[start of GIVEN RECORDS]

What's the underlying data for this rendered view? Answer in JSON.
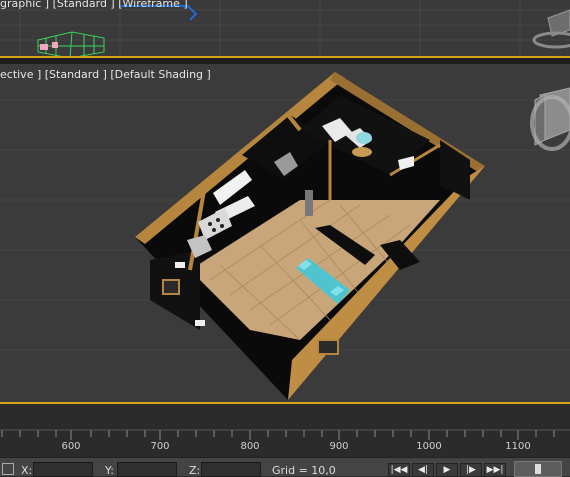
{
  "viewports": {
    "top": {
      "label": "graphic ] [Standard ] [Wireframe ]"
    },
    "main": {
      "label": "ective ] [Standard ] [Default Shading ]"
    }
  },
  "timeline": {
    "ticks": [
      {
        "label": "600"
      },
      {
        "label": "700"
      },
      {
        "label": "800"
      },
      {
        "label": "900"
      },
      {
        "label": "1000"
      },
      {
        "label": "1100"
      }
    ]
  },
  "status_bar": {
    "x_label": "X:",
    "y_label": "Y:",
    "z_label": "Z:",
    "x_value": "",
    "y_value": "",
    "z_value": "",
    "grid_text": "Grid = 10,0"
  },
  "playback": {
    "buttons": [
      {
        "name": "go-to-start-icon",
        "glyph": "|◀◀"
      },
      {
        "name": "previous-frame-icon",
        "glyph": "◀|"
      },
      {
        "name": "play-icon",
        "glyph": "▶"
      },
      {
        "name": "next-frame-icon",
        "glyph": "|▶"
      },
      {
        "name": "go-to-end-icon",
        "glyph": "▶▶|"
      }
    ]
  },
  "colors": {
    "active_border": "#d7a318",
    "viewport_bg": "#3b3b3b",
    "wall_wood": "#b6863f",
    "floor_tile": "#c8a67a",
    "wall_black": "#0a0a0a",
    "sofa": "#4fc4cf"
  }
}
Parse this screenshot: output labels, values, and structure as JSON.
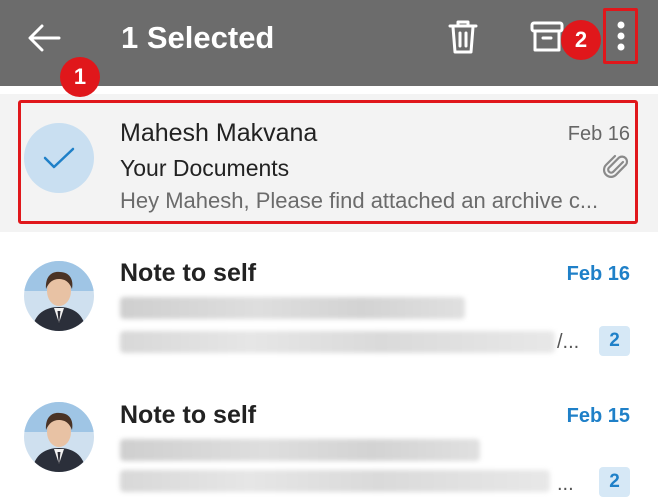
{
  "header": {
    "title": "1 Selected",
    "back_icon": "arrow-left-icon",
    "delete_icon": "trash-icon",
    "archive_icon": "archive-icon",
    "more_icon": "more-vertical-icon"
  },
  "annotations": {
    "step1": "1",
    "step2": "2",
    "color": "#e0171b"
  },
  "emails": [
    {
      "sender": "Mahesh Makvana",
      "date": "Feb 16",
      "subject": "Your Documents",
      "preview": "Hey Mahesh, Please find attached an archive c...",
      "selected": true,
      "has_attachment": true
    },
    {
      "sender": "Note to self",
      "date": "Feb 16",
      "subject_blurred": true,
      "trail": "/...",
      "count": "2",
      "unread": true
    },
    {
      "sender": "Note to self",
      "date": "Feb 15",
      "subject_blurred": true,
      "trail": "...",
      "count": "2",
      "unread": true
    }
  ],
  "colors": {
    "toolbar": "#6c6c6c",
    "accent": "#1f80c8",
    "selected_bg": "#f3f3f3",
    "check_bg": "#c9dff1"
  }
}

[end of GIVEN RECORDS]
[start of GIVEN RECORDS]

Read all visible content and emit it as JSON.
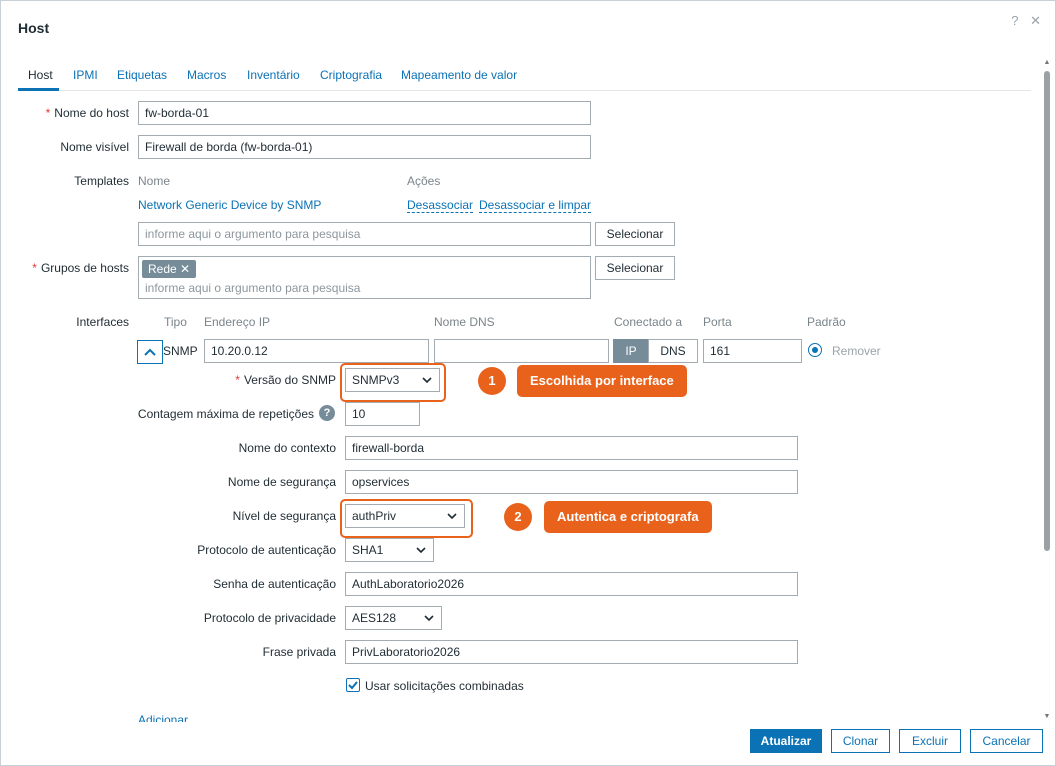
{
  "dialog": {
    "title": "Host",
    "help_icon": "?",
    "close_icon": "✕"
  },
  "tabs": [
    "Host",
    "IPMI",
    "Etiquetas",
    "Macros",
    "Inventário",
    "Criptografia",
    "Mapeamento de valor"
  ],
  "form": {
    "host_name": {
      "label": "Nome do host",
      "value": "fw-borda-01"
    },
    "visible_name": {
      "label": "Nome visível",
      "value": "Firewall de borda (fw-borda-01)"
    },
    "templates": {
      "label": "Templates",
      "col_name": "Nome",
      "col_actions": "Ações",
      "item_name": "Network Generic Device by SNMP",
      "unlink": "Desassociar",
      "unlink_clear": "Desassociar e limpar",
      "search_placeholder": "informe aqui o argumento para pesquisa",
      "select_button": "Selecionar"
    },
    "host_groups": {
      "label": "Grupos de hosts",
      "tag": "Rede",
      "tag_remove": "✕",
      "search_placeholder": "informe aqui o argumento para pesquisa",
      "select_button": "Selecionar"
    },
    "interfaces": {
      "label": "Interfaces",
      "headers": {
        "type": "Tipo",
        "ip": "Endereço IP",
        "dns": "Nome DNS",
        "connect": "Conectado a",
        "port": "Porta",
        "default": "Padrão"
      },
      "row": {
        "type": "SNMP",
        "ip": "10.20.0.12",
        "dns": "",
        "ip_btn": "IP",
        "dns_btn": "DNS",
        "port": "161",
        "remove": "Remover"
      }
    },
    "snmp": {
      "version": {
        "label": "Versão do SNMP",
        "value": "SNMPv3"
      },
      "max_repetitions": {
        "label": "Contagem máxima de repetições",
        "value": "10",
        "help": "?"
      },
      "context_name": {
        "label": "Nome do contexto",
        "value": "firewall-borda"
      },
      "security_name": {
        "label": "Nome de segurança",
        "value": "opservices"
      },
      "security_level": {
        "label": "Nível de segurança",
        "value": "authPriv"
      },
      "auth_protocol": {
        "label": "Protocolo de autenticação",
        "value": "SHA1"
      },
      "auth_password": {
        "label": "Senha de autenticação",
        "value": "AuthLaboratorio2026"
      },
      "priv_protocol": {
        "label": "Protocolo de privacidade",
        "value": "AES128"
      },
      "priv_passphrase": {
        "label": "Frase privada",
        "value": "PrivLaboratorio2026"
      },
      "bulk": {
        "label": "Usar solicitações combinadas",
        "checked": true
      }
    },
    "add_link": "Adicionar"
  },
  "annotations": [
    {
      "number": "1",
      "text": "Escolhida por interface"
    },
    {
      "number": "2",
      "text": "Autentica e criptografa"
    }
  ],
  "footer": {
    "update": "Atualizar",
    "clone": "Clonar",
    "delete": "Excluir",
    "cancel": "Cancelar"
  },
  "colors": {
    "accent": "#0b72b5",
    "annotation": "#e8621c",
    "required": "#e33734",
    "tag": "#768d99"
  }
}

[end of GIVEN RECORDS]
[start of GIVEN RECORDS]

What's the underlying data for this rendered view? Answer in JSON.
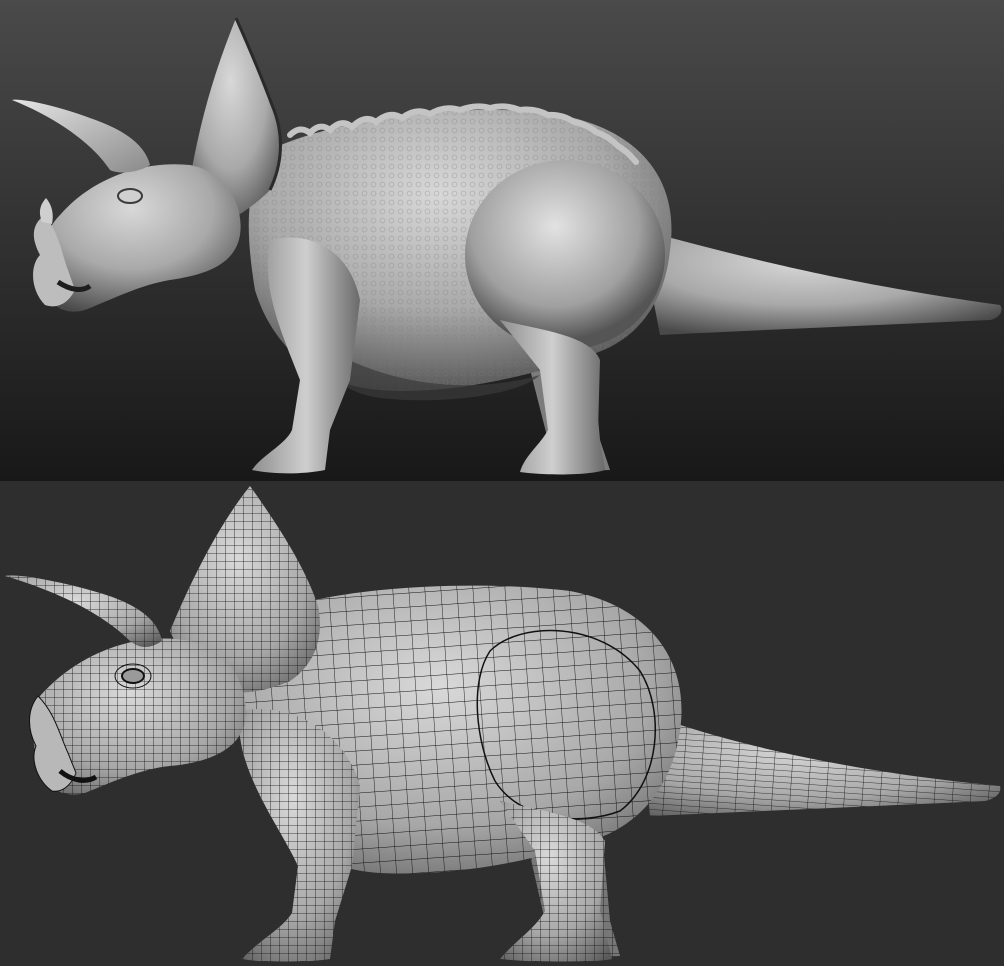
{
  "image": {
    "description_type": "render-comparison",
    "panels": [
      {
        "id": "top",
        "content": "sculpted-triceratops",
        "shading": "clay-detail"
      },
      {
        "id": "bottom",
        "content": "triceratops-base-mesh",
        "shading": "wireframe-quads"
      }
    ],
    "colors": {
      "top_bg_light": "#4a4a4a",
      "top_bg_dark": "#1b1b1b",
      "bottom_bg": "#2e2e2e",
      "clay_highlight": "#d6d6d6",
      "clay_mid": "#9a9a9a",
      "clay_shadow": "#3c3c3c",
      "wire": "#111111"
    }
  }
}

[end of GIVEN RECORDS]

*WORK TO COMPLETE*.
The records are above. How many lines in them contain the word "segurança"? Give the number alone.

*THE SOLUTION*.
2